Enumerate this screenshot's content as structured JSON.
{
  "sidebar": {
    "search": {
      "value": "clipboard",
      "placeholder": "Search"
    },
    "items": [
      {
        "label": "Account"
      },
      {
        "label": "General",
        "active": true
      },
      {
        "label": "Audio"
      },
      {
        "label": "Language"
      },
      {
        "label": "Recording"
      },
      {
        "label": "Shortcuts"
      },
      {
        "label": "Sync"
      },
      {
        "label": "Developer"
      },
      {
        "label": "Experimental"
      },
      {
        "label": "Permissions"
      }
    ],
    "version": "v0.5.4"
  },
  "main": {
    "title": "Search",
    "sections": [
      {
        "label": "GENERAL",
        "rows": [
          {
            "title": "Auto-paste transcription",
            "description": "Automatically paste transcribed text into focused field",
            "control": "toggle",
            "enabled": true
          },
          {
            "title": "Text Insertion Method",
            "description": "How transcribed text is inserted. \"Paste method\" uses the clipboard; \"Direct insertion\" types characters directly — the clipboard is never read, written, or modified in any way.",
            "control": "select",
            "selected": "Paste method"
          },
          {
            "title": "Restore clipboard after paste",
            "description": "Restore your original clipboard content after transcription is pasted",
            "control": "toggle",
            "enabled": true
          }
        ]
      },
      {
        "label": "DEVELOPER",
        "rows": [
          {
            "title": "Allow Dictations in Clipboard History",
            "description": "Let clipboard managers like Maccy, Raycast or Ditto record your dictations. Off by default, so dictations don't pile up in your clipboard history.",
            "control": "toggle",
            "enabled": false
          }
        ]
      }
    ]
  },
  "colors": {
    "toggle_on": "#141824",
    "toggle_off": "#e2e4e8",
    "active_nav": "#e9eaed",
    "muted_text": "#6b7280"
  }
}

------------------------

Check each line above for the string "transcribed" and report how many lines have it, giving only the number.

2